■ **DATASET EXCERPTS**:
* begin *
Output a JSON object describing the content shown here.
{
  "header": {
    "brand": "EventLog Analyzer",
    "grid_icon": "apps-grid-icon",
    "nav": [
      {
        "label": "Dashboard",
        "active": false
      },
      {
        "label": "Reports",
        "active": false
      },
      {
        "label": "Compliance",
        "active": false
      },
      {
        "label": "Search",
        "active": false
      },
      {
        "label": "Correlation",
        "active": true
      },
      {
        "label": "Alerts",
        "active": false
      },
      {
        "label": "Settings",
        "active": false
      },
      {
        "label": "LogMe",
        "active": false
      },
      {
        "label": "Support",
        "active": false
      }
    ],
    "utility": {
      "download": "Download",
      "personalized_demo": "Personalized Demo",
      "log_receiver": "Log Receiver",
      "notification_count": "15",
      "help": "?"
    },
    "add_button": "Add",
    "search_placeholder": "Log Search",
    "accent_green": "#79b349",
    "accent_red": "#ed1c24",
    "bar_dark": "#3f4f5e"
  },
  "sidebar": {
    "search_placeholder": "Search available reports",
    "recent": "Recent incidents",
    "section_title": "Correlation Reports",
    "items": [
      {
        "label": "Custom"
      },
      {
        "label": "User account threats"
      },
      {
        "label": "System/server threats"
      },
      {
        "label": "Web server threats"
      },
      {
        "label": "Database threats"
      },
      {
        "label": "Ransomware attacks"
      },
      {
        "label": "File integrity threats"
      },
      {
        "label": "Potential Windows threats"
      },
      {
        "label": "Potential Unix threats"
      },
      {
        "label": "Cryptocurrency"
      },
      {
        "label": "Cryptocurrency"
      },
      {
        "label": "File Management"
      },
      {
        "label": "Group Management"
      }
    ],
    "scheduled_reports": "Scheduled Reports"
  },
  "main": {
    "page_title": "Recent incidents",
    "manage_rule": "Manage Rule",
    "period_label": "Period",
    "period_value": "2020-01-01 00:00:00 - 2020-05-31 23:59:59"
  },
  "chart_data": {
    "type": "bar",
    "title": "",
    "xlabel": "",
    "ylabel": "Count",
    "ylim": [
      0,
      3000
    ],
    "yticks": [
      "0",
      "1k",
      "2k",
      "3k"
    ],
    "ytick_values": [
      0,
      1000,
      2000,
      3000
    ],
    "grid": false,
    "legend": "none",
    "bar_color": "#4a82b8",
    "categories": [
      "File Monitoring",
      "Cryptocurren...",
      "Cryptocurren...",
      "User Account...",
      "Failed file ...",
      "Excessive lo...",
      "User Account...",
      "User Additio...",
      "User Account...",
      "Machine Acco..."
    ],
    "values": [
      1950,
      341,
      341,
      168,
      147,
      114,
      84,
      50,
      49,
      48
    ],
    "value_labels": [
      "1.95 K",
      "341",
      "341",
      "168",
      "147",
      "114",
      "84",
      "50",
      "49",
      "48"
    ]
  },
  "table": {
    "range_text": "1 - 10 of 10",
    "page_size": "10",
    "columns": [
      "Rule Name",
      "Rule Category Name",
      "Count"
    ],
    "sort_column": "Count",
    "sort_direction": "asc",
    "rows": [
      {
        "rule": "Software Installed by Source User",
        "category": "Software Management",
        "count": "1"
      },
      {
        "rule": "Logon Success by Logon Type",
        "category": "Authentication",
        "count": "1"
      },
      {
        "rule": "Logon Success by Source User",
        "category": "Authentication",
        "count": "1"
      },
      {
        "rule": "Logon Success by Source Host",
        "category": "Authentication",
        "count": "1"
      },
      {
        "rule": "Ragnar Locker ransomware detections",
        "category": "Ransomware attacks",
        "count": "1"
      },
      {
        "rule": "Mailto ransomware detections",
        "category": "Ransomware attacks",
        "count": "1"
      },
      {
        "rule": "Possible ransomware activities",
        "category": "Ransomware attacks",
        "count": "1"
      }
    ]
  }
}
* end *
■ **GIVEN INSTRUCTION**: Scan the material above for the string "Source" and return the lines that hold it.

■ **RESULT**:
        "rule": "Software Installed by Source User",
        "rule": "Logon Success by Source User",
        "rule": "Logon Success by Source Host",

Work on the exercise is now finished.